Data shown:
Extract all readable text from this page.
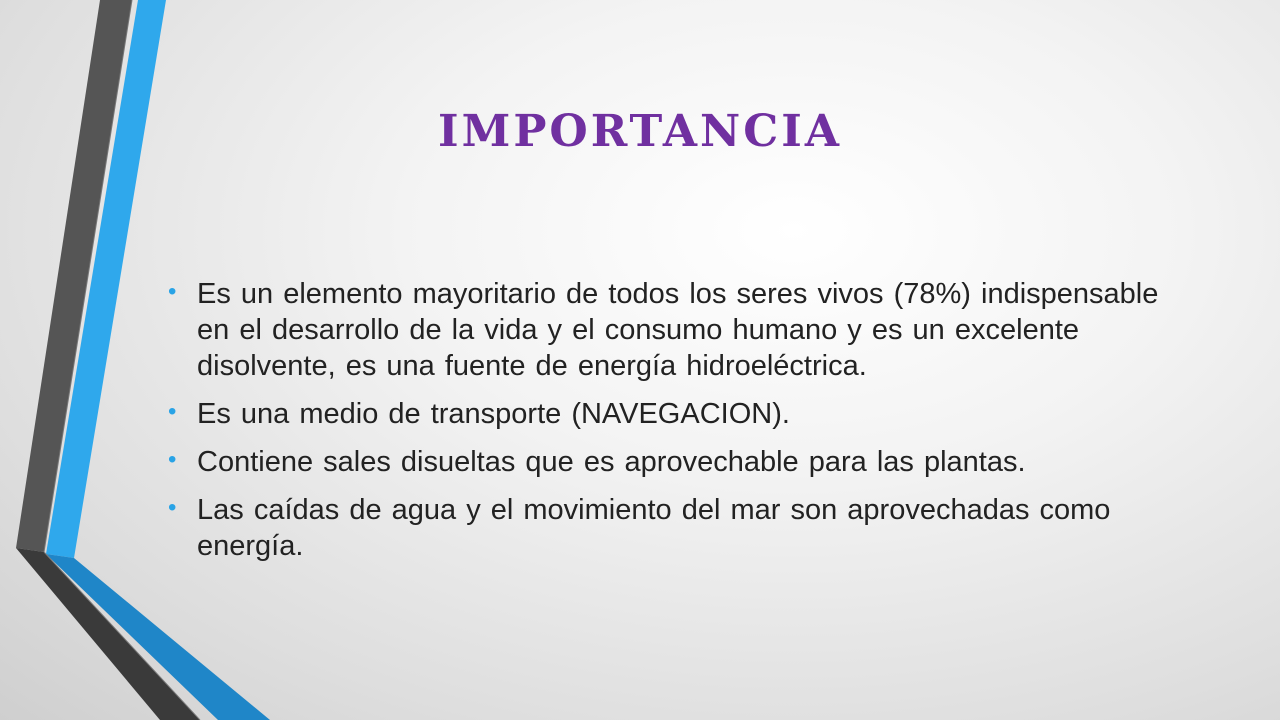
IMPORTANCIA
• Es un elemento mayoritario de todos los seres vivos (78%) indispensable en el desarrollo de la vida y el consumo humano y es un excelente disolvente, es una fuente de energía hidroeléctrica.
• Es una medio de transporte (NAVEGACION).
• Contiene sales disueltas que es aprovechable para las plantas.
• Las caídas de agua y el movimiento del mar son aprovechadas como energía.
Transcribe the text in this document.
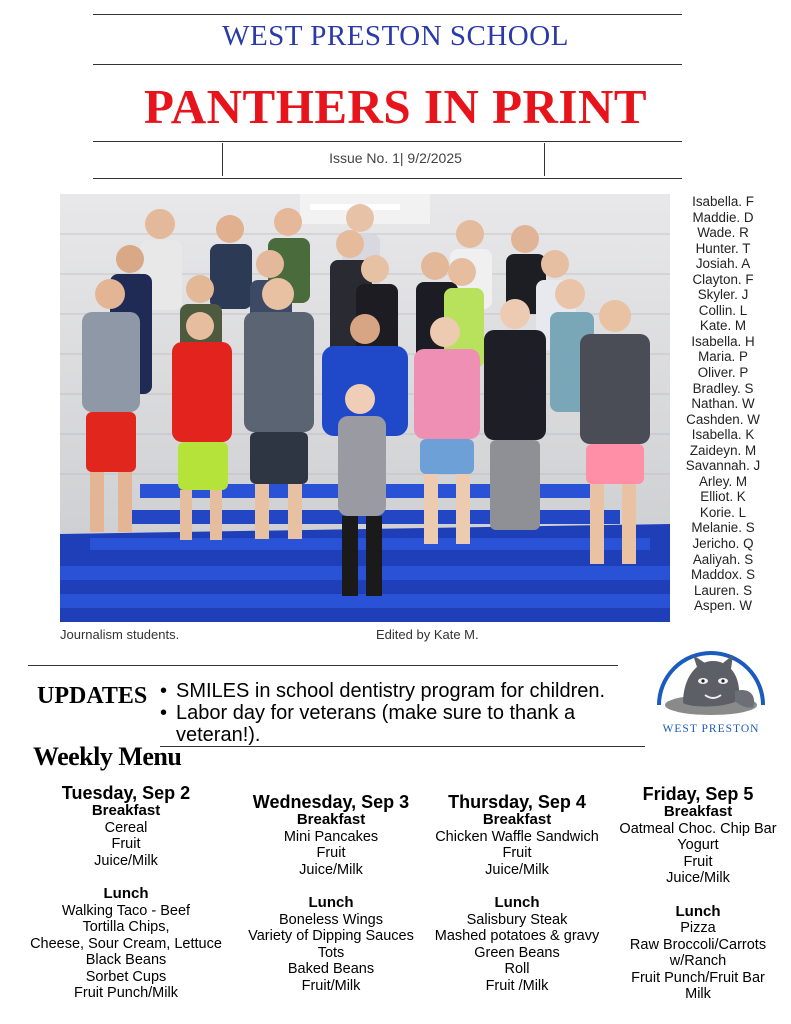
WEST PRESTON SCHOOL
PANTHERS IN PRINT
Issue No. 1| 9/2/2025
Isabella. F
Maddie. D
Wade. R
Hunter. T
Josiah. A
Clayton. F
Skyler. J
Collin. L
Kate. M
Isabella. H
Maria. P
Oliver. P
Bradley. S
Nathan. W
Cashden. W
Isabella. K
Zaideyn. M
Savannah. J
Arley. M
Elliot. K
Korie. L
Melanie. S
Jericho. Q
Aaliyah. S
Maddox. S
Lauren. S
Aspen. W
Journalism students.	Edited by Kate M.
UPDATES
•	SMILES in school dentistry program for children.
• Labor day for veterans (make sure to thank a veteran!).	WEST PRESTON
Weekly Menu
Tuesday, Sep 2
Breakfast
Cereal
Fruit
Juice/Milk
Lunch
Walking Taco - Beef
Tortilla Chips,
Cheese, Sour Cream, Lettuce
Black Beans
Sorbet Cups
Fruit Punch/Milk
Wednesday, Sep 3
Breakfast
Mini Pancakes
Fruit
Juice/Milk
Lunch
Boneless Wings
Variety of Dipping Sauces
Tots
Baked Beans
Fruit/Milk
Thursday, Sep 4
Breakfast
Chicken Waffle Sandwich
Fruit
Juice/Milk
Lunch
Salisbury Steak
Mashed potatoes & gravy
Green Beans
Roll
Fruit /Milk
Friday, Sep 5
Breakfast
Oatmeal Choc. Chip Bar
Yogurt
Fruit
Juice/Milk
Lunch
Pizza
Raw Broccoli/Carrots
w/Ranch
Fruit Punch/Fruit Bar
Milk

Written task: All of the lines above should be printed exactly, minus the pictures.

Written answer:
Extract all readable text from this page.
IMPORTANCIA
• Es un elemento mayoritario de todos los seres vivos (78%) indispensable en el desarrollo de la vida y el consumo humano y es un excelente disolvente, es una fuente de energía hidroeléctrica.
• Es una medio de transporte (NAVEGACION).
• Contiene sales disueltas que es aprovechable para las plantas.
• Las caídas de agua y el movimiento del mar son aprovechadas como energía.
Transcribe the text in this document.
WEST PRESTON SCHOOL
PANTHERS IN PRINT
Issue No. 1| 9/2/2025
Isabella. F
Maddie. D
Wade. R
Hunter. T
Josiah. A
Clayton. F
Skyler. J
Collin. L
Kate. M
Isabella. H
Maria. P
Oliver. P
Bradley. S
Nathan. W
Cashden. W
Isabella. K
Zaideyn. M
Savannah. J
Arley. M
Elliot. K
Korie. L
Melanie. S
Jericho. Q
Aaliyah. S
Maddox. S
Lauren. S
Aspen. W
Journalism students.	Edited by Kate M.
UPDATES
•	SMILES in school dentistry program for children.
• Labor day for veterans (make sure to thank a veteran!).	WEST PRESTON
Weekly Menu
Tuesday, Sep 2
Breakfast
Cereal
Fruit
Juice/Milk
Lunch
Walking Taco - Beef
Tortilla Chips,
Cheese, Sour Cream, Lettuce
Black Beans
Sorbet Cups
Fruit Punch/Milk
Wednesday, Sep 3
Breakfast
Mini Pancakes
Fruit
Juice/Milk
Lunch
Boneless Wings
Variety of Dipping Sauces
Tots
Baked Beans
Fruit/Milk
Thursday, Sep 4
Breakfast
Chicken Waffle Sandwich
Fruit
Juice/Milk
Lunch
Salisbury Steak
Mashed potatoes & gravy
Green Beans
Roll
Fruit /Milk
Friday, Sep 5
Breakfast
Oatmeal Choc. Chip Bar
Yogurt
Fruit
Juice/Milk
Lunch
Pizza
Raw Broccoli/Carrots
w/Ranch
Fruit Punch/Fruit Bar
Milk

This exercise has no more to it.